— Objective —
Report only the number of lines that hold the word "naissance".

— Data supplied —
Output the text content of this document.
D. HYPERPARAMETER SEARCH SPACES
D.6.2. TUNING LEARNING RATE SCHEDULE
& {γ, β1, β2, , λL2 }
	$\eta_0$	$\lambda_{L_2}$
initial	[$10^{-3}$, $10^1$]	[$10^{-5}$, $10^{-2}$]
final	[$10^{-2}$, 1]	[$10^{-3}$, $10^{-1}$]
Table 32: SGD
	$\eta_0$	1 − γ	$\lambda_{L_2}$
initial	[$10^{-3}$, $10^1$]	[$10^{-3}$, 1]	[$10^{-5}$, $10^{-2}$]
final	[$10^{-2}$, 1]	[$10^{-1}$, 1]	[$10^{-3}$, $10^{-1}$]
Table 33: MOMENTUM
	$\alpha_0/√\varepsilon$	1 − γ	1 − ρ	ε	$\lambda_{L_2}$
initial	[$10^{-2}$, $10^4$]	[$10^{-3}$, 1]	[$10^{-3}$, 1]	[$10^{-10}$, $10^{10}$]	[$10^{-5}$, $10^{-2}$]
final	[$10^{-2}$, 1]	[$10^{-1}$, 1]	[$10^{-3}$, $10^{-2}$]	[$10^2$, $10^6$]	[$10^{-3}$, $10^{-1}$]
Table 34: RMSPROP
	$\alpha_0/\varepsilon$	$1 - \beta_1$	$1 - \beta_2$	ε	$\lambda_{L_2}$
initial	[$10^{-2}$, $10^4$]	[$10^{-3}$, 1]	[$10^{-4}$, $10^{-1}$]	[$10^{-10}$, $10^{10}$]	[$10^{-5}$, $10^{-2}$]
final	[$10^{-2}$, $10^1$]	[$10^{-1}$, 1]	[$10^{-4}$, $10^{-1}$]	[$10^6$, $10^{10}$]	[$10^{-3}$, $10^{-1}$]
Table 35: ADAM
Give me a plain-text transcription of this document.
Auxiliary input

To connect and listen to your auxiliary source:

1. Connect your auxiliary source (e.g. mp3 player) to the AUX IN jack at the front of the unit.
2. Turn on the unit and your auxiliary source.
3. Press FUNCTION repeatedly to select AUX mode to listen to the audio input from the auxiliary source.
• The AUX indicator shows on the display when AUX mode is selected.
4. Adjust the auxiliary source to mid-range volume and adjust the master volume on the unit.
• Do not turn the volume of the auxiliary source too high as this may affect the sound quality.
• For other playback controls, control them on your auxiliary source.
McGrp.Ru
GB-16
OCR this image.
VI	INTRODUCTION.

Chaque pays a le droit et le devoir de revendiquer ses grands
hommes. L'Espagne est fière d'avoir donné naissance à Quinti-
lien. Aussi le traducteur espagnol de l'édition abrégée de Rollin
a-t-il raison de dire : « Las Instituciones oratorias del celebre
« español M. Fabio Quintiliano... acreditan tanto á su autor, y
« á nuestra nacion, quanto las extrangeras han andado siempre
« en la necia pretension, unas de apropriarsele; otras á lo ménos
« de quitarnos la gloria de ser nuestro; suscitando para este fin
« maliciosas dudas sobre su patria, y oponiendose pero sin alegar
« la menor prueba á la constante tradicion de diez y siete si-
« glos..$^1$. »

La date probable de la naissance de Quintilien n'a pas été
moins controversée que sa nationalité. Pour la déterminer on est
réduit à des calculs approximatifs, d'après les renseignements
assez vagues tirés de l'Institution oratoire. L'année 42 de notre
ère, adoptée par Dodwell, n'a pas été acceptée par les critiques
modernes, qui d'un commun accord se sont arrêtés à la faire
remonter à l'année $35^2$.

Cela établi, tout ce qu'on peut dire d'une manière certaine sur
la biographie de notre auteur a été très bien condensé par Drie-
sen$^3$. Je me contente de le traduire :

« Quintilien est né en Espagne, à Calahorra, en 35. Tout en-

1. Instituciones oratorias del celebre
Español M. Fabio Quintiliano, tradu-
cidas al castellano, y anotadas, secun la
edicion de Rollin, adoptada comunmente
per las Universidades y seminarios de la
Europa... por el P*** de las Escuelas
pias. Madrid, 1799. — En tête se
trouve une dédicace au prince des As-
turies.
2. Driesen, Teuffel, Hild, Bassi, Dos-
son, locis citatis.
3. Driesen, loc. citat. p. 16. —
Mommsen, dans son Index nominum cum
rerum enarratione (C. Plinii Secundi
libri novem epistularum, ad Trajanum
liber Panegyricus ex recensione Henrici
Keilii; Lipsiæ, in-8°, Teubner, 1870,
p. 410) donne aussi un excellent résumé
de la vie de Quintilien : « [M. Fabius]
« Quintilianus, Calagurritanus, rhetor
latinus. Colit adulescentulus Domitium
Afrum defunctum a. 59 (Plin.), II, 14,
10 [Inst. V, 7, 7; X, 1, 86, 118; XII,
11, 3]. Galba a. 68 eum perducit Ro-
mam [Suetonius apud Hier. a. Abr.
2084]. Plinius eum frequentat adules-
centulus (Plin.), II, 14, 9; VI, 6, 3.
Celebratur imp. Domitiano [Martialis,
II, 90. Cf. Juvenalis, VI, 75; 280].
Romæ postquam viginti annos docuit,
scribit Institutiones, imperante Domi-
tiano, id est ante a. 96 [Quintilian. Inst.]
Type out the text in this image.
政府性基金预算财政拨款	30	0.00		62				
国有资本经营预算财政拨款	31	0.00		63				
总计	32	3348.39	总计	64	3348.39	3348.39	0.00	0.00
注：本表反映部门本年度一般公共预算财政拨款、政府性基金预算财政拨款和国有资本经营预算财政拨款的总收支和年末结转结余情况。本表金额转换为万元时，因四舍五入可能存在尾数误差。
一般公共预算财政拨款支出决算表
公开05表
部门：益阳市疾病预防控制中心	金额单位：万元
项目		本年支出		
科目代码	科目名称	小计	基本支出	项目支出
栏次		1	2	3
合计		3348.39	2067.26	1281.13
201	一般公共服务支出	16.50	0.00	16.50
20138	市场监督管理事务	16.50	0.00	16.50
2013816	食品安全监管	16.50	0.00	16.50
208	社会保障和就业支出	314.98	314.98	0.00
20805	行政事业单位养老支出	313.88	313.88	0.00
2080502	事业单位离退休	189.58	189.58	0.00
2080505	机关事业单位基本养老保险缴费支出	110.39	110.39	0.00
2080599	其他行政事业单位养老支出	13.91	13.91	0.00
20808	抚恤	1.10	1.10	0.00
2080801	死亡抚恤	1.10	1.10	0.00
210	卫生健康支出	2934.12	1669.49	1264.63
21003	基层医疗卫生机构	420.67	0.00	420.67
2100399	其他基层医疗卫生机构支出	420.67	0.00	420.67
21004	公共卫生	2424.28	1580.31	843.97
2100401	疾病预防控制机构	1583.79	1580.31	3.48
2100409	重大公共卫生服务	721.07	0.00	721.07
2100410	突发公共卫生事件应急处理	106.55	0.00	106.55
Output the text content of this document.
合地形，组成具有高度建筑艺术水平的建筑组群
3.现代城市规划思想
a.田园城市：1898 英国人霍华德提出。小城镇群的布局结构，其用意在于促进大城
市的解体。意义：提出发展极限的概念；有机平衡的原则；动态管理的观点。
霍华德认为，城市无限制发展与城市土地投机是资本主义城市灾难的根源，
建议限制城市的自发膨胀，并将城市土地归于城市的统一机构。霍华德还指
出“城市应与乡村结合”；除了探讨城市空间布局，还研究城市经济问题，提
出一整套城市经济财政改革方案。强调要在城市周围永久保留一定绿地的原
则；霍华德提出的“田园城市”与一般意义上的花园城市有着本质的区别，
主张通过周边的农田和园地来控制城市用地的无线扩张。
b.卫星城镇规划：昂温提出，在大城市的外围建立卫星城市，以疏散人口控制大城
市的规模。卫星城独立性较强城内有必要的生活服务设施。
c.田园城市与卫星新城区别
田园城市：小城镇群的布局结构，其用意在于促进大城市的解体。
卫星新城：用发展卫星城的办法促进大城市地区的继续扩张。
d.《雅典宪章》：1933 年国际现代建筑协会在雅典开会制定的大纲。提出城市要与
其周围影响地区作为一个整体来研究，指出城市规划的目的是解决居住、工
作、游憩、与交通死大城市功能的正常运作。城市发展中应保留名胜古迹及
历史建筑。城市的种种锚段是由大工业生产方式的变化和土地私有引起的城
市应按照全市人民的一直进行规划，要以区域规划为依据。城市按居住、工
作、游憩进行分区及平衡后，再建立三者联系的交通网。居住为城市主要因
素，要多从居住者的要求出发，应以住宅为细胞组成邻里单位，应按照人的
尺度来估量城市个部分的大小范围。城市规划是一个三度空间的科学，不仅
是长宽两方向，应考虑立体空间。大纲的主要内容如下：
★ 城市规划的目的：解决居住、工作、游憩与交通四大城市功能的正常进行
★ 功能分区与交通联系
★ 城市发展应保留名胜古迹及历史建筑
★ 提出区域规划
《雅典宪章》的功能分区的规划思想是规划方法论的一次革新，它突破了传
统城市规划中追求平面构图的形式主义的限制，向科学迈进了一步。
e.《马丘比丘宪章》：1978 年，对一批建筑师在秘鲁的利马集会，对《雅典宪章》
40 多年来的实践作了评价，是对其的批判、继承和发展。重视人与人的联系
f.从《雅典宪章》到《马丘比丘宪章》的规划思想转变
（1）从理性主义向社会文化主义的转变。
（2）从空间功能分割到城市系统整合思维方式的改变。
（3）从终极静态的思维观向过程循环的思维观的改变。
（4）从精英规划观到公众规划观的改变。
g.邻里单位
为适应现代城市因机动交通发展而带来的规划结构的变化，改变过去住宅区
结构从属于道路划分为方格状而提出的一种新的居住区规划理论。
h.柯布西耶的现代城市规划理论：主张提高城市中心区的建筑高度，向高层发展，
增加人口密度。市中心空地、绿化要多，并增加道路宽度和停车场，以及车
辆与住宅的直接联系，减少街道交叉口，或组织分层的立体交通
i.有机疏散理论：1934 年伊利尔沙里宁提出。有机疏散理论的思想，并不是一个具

— Output for this exercise —
2